» EXERCISE DATA
* begin *

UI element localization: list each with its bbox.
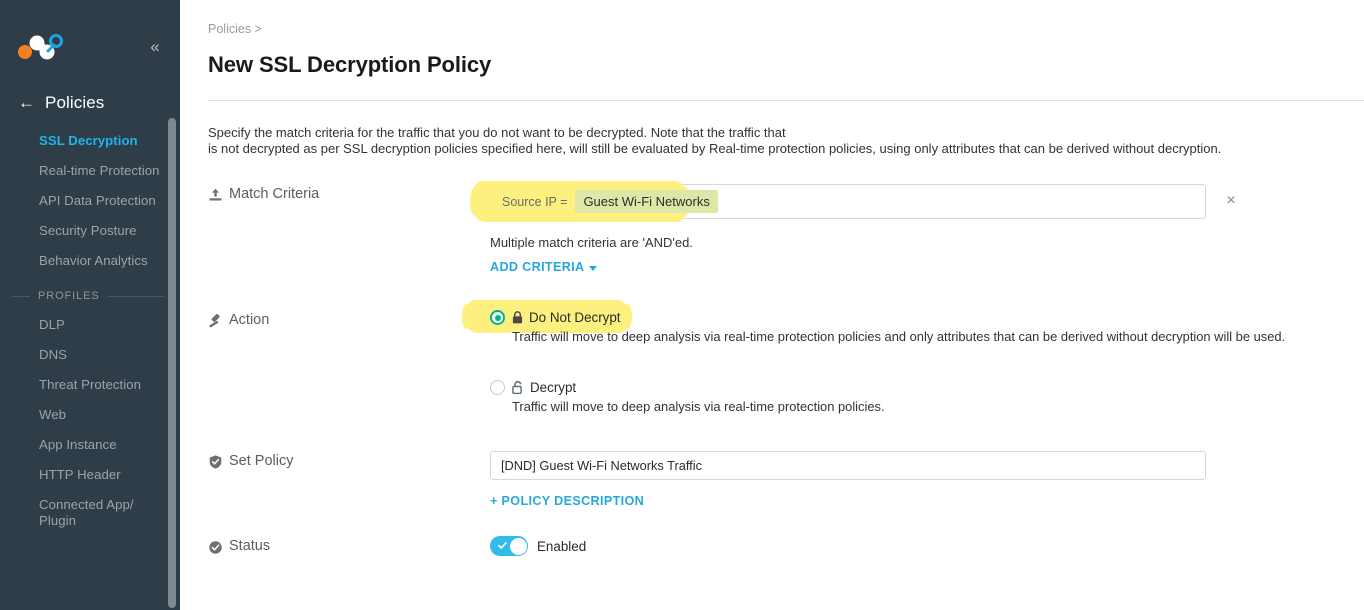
status-label-group: Status	[208, 536, 490, 555]
radio-label-do-not-decrypt[interactable]: Do Not Decrypt	[512, 310, 621, 325]
match-criteria-body: Source IP = Guest Wi-Fi Networks × Multi…	[470, 181, 1364, 276]
sidebar-back-row[interactable]: ← Policies	[0, 88, 104, 118]
policy-form: Match Criteria Source IP = Guest Wi-Fi N…	[208, 181, 1364, 556]
chevron-down-icon	[589, 265, 598, 271]
radio-do-not-decrypt[interactable]	[490, 310, 505, 325]
radio-line-decrypt[interactable]: Decrypt	[490, 380, 1364, 395]
sidebar-item-api-data-protection[interactable]: API Data Protection	[0, 186, 180, 216]
sidebar-item-web[interactable]: Web	[0, 400, 180, 430]
remove-criteria-icon[interactable]: ×	[1222, 192, 1240, 210]
radio-label-decrypt[interactable]: Decrypt	[512, 380, 576, 395]
criteria-input-box[interactable]: Source IP = Guest Wi-Fi Networks	[470, 181, 1206, 222]
sidebar-section-title: Policies	[45, 93, 105, 112]
action-body: Do Not Decrypt Traffic will move to deep…	[462, 300, 1364, 414]
policy-name-input[interactable]	[490, 451, 1206, 480]
app-root: « ← Policies SSL Decryption Real-time Pr…	[0, 0, 1364, 610]
action-option-desc-0: Traffic will move to deep analysis via r…	[512, 329, 1286, 344]
sidebar: « ← Policies SSL Decryption Real-time Pr…	[0, 0, 180, 610]
page-title: New SSL Decryption Policy	[208, 52, 492, 77]
breadcrumb-policies[interactable]: Policies >	[208, 22, 262, 36]
policy-description-button[interactable]: + POLICY DESCRIPTION	[490, 494, 644, 508]
row-set-policy: Set Policy + POLICY DESCRIPTION	[208, 451, 1364, 510]
shield-check-icon	[208, 454, 222, 470]
sidebar-item-threat-protection[interactable]: Threat Protection	[0, 370, 180, 400]
action-option-do-not-decrypt[interactable]: Do Not Decrypt Traffic will move to deep…	[462, 300, 1364, 344]
upload-icon	[208, 187, 222, 203]
sidebar-section-profiles: PROFILES	[0, 276, 180, 310]
criteria-wrap: Source IP = Guest Wi-Fi Networks ×	[470, 181, 1364, 222]
criteria-chip[interactable]: Source IP = Guest Wi-Fi Networks	[497, 190, 718, 213]
radio-decrypt[interactable]	[490, 380, 505, 395]
sidebar-item-dlp[interactable]: DLP	[0, 310, 180, 340]
policy-description-label: + POLICY DESCRIPTION	[490, 494, 645, 508]
divider-left	[12, 295, 30, 297]
title-divider	[208, 100, 1364, 101]
sidebar-item-real-time-protection[interactable]: Real-time Protection	[0, 156, 180, 186]
criteria-chip-value[interactable]: Guest Wi-Fi Networks	[575, 190, 718, 213]
action-option-decrypt[interactable]: Decrypt Traffic will move to deep analys…	[490, 380, 1364, 414]
add-criteria-label: ADD CRITERIA	[490, 260, 585, 274]
check-icon	[497, 540, 507, 550]
sidebar-item-http-header[interactable]: HTTP Header	[0, 460, 180, 490]
sidebar-item-dns[interactable]: DNS	[0, 340, 180, 370]
status-body: Enabled	[490, 536, 1364, 556]
status-toggle-label: Enabled	[537, 538, 587, 554]
toggle-knob	[509, 537, 527, 555]
divider-right	[107, 295, 164, 297]
action-option-label-1: Decrypt	[530, 380, 577, 395]
match-criteria-label: Match Criteria	[229, 186, 320, 202]
row-action: Action Do Not Decrypt Traffic will move …	[208, 300, 1364, 414]
sidebar-nav: SSL Decryption Real-time Protection API …	[0, 126, 180, 610]
action-option-desc-1: Traffic will move to deep analysis via r…	[512, 399, 885, 414]
intro-line-1: Specify the match criteria for the traff…	[208, 125, 786, 140]
lock-open-icon	[512, 381, 524, 394]
set-policy-label-group: Set Policy	[208, 451, 490, 470]
netskope-logo[interactable]	[17, 33, 65, 61]
intro-text: Specify the match criteria for the traff…	[208, 125, 1364, 156]
breadcrumb: Policies >	[208, 22, 1364, 36]
back-arrow-icon[interactable]: ←	[18, 94, 36, 112]
lock-closed-icon	[512, 311, 523, 324]
sidebar-section-label: PROFILES	[38, 290, 100, 302]
main-content: Policies > New SSL Decryption Policy Spe…	[180, 0, 1364, 610]
sidebar-item-connected-app-plugin[interactable]: Connected App/ Plugin	[0, 490, 180, 536]
action-label-group: Action	[208, 310, 490, 329]
sidebar-scrollbar[interactable]	[168, 118, 176, 608]
sidebar-header: «	[0, 0, 180, 92]
action-options-spacer	[490, 344, 1364, 380]
row-status: Status Enabled	[208, 536, 1364, 556]
sidebar-item-security-posture[interactable]: Security Posture	[0, 216, 180, 246]
sidebar-item-behavior-analytics[interactable]: Behavior Analytics	[0, 246, 180, 276]
collapse-sidebar-icon[interactable]: «	[146, 38, 164, 56]
status-toggle[interactable]	[490, 536, 528, 556]
radio-line-do-not-decrypt[interactable]: Do Not Decrypt	[490, 310, 1364, 325]
criteria-hint: Multiple match criteria are 'AND'ed.	[490, 235, 693, 250]
circle-check-icon	[208, 539, 222, 555]
set-policy-body: + POLICY DESCRIPTION	[490, 451, 1364, 510]
intro-line-2: is not decrypted as per SSL decryption p…	[208, 140, 1222, 156]
row-match-criteria: Match Criteria Source IP = Guest Wi-Fi N…	[208, 181, 1364, 276]
sidebar-item-app-instance[interactable]: App Instance	[0, 430, 180, 460]
sidebar-item-ssl-decryption[interactable]: SSL Decryption	[0, 126, 180, 156]
criteria-chip-key: Source IP =	[502, 194, 568, 209]
gavel-icon	[208, 313, 222, 329]
status-label: Status	[229, 538, 271, 554]
add-criteria-button[interactable]: ADD CRITERIA	[490, 260, 598, 274]
match-criteria-label-group: Match Criteria	[208, 184, 490, 203]
action-label: Action	[229, 312, 270, 328]
status-toggle-row: Enabled	[490, 536, 1364, 556]
set-policy-label: Set Policy	[229, 453, 294, 469]
action-option-label-0: Do Not Decrypt	[529, 310, 621, 325]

* end *

» WHAT TO PRODUCE
Copy all of the lines above word for word, leaving out the pictures.

» WRITTEN REPLY
UI element localization: list each with its bbox.
status-label-group: Status	[208, 536, 490, 555]
radio-label-do-not-decrypt[interactable]: Do Not Decrypt	[512, 310, 621, 325]
match-criteria-body: Source IP = Guest Wi-Fi Networks × Multi…	[470, 181, 1364, 276]
sidebar-back-row[interactable]: ← Policies	[0, 88, 104, 118]
policy-form: Match Criteria Source IP = Guest Wi-Fi N…	[208, 181, 1364, 556]
chevron-down-icon	[589, 265, 598, 271]
radio-do-not-decrypt[interactable]	[490, 310, 505, 325]
radio-line-decrypt[interactable]: Decrypt	[490, 380, 1364, 395]
sidebar-item-api-data-protection[interactable]: API Data Protection	[0, 186, 180, 216]
sidebar-item-web[interactable]: Web	[0, 400, 180, 430]
remove-criteria-icon[interactable]: ×	[1222, 192, 1240, 210]
radio-label-decrypt[interactable]: Decrypt	[512, 380, 576, 395]
criteria-input-box[interactable]: Source IP = Guest Wi-Fi Networks	[470, 181, 1206, 222]
sidebar-section-title: Policies	[45, 93, 105, 112]
action-body: Do Not Decrypt Traffic will move to deep…	[462, 300, 1364, 414]
policy-name-input[interactable]	[490, 451, 1206, 480]
app-root: « ← Policies SSL Decryption Real-time Pr…	[0, 0, 1364, 610]
action-option-desc-0: Traffic will move to deep analysis via r…	[512, 329, 1286, 344]
sidebar: « ← Policies SSL Decryption Real-time Pr…	[0, 0, 180, 610]
page-title: New SSL Decryption Policy	[208, 52, 492, 77]
breadcrumb-policies[interactable]: Policies >	[208, 22, 262, 36]
policy-description-button[interactable]: + POLICY DESCRIPTION	[490, 494, 644, 508]
row-set-policy: Set Policy + POLICY DESCRIPTION	[208, 451, 1364, 510]
shield-check-icon	[208, 454, 222, 470]
sidebar-item-threat-protection[interactable]: Threat Protection	[0, 370, 180, 400]
action-option-do-not-decrypt[interactable]: Do Not Decrypt Traffic will move to deep…	[462, 300, 1364, 344]
upload-icon	[208, 187, 222, 203]
sidebar-section-profiles: PROFILES	[0, 276, 180, 310]
criteria-wrap: Source IP = Guest Wi-Fi Networks ×	[470, 181, 1364, 222]
criteria-chip[interactable]: Source IP = Guest Wi-Fi Networks	[497, 190, 718, 213]
radio-decrypt[interactable]	[490, 380, 505, 395]
sidebar-item-dlp[interactable]: DLP	[0, 310, 180, 340]
policy-description-label: + POLICY DESCRIPTION	[490, 494, 645, 508]
divider-left	[12, 295, 30, 297]
title-divider	[208, 100, 1364, 101]
sidebar-item-real-time-protection[interactable]: Real-time Protection	[0, 156, 180, 186]
criteria-chip-value[interactable]: Guest Wi-Fi Networks	[575, 190, 718, 213]
action-option-decrypt[interactable]: Decrypt Traffic will move to deep analys…	[490, 380, 1364, 414]
add-criteria-label: ADD CRITERIA	[490, 260, 585, 274]
check-icon	[497, 540, 507, 550]
sidebar-item-http-header[interactable]: HTTP Header	[0, 460, 180, 490]
sidebar-item-dns[interactable]: DNS	[0, 340, 180, 370]
status-body: Enabled	[490, 536, 1364, 556]
status-toggle-label: Enabled	[537, 538, 587, 554]
toggle-knob	[509, 537, 527, 555]
divider-right	[107, 295, 164, 297]
action-option-label-1: Decrypt	[530, 380, 577, 395]
match-criteria-label: Match Criteria	[229, 186, 320, 202]
row-action: Action Do Not Decrypt Traffic will move …	[208, 300, 1364, 414]
sidebar-nav: SSL Decryption Real-time Protection API …	[0, 126, 180, 610]
action-option-desc-1: Traffic will move to deep analysis via r…	[512, 399, 885, 414]
intro-line-1: Specify the match criteria for the traff…	[208, 125, 786, 140]
lock-open-icon	[512, 381, 524, 394]
set-policy-label-group: Set Policy	[208, 451, 490, 470]
netskope-logo[interactable]	[17, 33, 65, 61]
intro-text: Specify the match criteria for the traff…	[208, 125, 1364, 156]
breadcrumb: Policies >	[208, 22, 1364, 36]
back-arrow-icon[interactable]: ←	[18, 94, 36, 112]
lock-closed-icon	[512, 311, 523, 324]
sidebar-section-label: PROFILES	[38, 290, 100, 302]
main-content: Policies > New SSL Decryption Policy Spe…	[180, 0, 1364, 610]
sidebar-item-connected-app-plugin[interactable]: Connected App/ Plugin	[0, 490, 180, 536]
action-label-group: Action	[208, 310, 490, 329]
sidebar-scrollbar[interactable]	[168, 118, 176, 608]
sidebar-header: «	[0, 0, 180, 92]
action-options-spacer	[490, 344, 1364, 380]
row-status: Status Enabled	[208, 536, 1364, 556]
sidebar-item-security-posture[interactable]: Security Posture	[0, 216, 180, 246]
sidebar-item-behavior-analytics[interactable]: Behavior Analytics	[0, 246, 180, 276]
collapse-sidebar-icon[interactable]: «	[146, 38, 164, 56]
status-toggle[interactable]	[490, 536, 528, 556]
radio-line-do-not-decrypt[interactable]: Do Not Decrypt	[490, 310, 1364, 325]
criteria-hint: Multiple match criteria are 'AND'ed.	[490, 235, 693, 250]
circle-check-icon	[208, 539, 222, 555]
set-policy-body: + POLICY DESCRIPTION	[490, 451, 1364, 510]
intro-line-2: is not decrypted as per SSL decryption p…	[208, 140, 1222, 156]
row-match-criteria: Match Criteria Source IP = Guest Wi-Fi N…	[208, 181, 1364, 276]
sidebar-item-app-instance[interactable]: App Instance	[0, 430, 180, 460]
sidebar-item-ssl-decryption[interactable]: SSL Decryption	[0, 126, 180, 156]
criteria-chip-key: Source IP =	[502, 194, 568, 209]
gavel-icon	[208, 313, 222, 329]
status-label: Status	[229, 538, 271, 554]
add-criteria-button[interactable]: ADD CRITERIA	[490, 260, 598, 274]
match-criteria-label-group: Match Criteria	[208, 184, 490, 203]
action-label: Action	[229, 312, 270, 328]
status-toggle-row: Enabled	[490, 536, 1364, 556]
set-policy-label: Set Policy	[229, 453, 294, 469]
action-option-label-0: Do Not Decrypt	[529, 310, 621, 325]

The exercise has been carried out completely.